------ Stored data

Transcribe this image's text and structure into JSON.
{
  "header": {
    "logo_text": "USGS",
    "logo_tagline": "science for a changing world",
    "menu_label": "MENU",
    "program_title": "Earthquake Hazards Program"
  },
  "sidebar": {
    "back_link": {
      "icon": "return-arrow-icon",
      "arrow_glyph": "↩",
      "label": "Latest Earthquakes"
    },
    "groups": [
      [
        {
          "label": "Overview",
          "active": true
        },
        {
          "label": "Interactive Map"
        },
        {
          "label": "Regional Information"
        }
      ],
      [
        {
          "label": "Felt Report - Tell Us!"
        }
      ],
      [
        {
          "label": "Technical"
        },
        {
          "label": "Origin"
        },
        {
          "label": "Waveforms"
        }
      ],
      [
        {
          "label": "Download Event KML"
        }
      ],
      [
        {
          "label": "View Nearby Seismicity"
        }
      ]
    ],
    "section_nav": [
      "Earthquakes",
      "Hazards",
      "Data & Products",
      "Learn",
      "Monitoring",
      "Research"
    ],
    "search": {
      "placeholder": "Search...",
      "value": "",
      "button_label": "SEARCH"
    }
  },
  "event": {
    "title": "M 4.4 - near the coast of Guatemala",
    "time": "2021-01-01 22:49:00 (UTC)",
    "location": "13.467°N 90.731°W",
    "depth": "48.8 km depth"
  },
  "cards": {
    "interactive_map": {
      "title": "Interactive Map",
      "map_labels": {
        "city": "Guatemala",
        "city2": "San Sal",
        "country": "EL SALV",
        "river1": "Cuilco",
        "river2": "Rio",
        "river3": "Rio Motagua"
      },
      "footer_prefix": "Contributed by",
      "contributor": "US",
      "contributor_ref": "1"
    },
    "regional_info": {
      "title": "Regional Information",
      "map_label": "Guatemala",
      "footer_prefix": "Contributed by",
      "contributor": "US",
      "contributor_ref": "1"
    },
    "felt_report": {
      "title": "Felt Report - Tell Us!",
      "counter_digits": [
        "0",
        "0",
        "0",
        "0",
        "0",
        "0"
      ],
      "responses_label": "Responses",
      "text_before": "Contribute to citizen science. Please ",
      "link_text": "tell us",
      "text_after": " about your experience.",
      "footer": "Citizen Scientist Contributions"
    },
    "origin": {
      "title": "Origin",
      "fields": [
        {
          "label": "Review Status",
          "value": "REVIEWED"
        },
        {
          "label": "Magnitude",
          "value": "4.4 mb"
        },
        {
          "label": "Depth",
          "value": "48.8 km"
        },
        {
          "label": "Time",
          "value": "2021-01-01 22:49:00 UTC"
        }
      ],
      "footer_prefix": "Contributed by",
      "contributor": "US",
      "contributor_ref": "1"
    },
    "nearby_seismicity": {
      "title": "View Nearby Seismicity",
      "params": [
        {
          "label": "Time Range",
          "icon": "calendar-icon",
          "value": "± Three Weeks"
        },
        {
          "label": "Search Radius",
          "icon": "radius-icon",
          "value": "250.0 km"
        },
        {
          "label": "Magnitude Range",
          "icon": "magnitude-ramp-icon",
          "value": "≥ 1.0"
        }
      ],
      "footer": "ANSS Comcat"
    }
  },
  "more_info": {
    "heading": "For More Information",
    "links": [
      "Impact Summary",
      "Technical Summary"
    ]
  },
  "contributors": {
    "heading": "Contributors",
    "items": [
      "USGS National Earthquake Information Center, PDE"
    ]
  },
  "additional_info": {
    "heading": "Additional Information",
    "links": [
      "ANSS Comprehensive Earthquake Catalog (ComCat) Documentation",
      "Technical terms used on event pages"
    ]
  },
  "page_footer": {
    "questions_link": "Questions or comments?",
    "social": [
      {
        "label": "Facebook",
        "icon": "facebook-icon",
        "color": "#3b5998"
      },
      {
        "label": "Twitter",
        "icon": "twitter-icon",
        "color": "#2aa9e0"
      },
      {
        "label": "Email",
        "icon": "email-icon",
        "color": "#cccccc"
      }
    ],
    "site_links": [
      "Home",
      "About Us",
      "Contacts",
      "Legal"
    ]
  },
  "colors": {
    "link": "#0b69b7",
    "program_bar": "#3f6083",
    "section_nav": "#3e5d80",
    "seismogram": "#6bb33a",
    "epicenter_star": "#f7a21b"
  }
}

------------

• Written task
Report each line in the preceding entries that holds the string "USGS".

• Solution below
    "logo_text": "USGS",
      "USGS National Earthquake Information Center, PDE"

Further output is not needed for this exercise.